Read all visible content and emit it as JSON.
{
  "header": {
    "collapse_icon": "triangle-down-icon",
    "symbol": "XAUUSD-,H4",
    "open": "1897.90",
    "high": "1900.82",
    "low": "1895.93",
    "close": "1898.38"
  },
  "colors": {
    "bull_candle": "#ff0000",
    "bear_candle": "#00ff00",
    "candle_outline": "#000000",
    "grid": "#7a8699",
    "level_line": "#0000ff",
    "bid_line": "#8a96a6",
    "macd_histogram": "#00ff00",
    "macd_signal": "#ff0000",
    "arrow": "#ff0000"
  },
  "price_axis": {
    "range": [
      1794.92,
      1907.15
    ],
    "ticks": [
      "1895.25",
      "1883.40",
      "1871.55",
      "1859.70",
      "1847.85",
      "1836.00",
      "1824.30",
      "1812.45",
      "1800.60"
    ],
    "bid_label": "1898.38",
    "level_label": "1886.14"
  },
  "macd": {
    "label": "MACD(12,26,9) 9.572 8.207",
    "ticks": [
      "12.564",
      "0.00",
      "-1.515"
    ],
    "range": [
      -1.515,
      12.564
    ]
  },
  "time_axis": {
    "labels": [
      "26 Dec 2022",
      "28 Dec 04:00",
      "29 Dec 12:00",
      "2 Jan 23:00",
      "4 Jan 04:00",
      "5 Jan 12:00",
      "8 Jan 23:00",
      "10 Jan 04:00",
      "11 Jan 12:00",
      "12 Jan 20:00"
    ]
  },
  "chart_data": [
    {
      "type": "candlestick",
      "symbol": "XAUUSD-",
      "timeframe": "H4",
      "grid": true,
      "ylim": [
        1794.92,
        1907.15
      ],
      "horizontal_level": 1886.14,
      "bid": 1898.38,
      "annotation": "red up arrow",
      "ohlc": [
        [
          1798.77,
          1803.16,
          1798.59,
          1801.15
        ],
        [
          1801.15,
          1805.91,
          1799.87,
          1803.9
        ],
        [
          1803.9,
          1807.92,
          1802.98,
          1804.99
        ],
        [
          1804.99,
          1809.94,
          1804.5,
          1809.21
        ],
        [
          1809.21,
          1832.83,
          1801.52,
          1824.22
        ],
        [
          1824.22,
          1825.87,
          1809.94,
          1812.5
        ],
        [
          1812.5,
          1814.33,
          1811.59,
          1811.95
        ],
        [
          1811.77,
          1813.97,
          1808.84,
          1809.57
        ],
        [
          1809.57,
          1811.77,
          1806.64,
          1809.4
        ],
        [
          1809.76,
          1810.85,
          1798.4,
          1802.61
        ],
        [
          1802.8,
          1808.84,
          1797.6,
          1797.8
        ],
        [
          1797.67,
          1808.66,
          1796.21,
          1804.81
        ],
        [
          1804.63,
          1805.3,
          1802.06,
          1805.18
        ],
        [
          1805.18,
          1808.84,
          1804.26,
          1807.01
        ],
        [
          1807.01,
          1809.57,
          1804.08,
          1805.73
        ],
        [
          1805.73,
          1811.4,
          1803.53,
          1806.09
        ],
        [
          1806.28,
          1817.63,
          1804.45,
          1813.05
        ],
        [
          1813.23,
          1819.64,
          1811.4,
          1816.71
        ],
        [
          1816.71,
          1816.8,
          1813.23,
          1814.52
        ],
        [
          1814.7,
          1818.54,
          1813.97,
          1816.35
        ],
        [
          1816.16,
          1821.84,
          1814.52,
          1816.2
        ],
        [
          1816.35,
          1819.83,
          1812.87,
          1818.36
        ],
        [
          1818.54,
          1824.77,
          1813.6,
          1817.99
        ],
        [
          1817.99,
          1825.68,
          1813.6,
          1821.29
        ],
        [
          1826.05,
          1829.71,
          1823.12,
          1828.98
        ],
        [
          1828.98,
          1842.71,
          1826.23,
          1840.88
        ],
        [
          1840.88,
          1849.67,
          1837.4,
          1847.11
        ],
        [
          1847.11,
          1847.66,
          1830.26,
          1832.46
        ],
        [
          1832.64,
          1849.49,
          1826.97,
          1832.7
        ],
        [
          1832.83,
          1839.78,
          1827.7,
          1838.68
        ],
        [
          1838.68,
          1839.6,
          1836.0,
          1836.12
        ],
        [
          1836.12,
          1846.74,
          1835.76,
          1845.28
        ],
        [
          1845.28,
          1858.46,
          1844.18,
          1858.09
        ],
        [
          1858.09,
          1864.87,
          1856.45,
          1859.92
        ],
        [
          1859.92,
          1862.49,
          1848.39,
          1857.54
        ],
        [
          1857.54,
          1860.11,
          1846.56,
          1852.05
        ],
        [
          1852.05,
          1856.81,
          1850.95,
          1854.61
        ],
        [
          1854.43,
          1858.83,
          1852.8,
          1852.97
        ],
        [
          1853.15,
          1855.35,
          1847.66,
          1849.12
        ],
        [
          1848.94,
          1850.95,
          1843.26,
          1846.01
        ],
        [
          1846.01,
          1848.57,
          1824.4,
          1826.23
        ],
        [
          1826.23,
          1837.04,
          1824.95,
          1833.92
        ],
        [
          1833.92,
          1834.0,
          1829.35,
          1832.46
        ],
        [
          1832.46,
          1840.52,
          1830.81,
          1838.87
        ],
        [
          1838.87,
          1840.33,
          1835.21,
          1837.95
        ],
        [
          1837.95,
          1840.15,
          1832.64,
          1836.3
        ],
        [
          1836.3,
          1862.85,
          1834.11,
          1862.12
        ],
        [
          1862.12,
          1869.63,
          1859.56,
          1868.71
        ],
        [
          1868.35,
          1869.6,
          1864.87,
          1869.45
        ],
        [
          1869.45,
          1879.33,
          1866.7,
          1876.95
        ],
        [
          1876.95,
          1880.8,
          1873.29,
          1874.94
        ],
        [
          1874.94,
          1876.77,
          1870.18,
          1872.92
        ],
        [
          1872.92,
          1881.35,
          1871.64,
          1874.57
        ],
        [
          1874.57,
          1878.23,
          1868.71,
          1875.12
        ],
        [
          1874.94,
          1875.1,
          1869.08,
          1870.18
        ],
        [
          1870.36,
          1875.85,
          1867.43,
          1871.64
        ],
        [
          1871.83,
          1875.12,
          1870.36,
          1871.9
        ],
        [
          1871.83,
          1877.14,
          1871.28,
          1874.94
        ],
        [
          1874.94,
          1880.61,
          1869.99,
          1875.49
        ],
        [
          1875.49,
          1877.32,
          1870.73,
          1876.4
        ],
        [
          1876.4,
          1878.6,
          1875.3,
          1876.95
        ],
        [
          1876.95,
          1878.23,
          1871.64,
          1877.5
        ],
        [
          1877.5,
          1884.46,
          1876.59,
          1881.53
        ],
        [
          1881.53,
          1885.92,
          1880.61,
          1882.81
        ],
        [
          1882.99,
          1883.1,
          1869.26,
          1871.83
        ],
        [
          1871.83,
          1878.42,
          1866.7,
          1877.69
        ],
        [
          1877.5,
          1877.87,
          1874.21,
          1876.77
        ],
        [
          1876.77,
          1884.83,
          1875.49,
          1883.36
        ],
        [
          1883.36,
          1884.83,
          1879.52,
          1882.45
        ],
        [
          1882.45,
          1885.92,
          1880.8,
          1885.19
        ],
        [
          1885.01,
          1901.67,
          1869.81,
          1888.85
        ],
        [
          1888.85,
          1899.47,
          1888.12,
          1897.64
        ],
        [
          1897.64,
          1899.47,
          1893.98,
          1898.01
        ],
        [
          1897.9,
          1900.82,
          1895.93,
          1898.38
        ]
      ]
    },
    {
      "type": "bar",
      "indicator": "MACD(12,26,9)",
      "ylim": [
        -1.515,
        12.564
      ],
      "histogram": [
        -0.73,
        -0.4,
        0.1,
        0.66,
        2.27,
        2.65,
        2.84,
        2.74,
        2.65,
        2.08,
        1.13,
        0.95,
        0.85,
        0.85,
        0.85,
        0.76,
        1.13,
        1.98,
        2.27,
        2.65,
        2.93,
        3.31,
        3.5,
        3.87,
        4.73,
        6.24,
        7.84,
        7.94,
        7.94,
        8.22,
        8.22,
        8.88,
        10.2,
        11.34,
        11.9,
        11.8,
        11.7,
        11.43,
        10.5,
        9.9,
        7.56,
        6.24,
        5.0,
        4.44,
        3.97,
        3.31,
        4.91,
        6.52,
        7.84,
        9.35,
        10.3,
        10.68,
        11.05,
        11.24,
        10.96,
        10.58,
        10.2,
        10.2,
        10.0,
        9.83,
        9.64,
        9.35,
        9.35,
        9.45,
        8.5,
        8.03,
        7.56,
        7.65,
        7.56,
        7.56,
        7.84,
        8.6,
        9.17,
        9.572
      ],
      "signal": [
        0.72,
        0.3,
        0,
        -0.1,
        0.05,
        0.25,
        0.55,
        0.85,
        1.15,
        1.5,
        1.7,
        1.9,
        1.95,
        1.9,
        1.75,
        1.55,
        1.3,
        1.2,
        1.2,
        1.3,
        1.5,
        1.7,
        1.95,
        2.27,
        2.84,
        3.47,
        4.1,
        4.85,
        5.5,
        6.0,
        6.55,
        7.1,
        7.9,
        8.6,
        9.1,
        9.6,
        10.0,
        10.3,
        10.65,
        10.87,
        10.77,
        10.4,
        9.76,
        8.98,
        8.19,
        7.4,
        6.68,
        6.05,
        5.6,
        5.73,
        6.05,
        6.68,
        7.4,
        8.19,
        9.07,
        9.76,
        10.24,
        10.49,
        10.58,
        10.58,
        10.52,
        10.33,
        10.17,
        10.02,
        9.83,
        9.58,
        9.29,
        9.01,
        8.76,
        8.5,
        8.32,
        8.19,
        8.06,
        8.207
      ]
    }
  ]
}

* * * *

What is needed: Check each line of the data above for the word "arrow" and say how many lines contain it, giving nothing besides the number.

Correct response: 2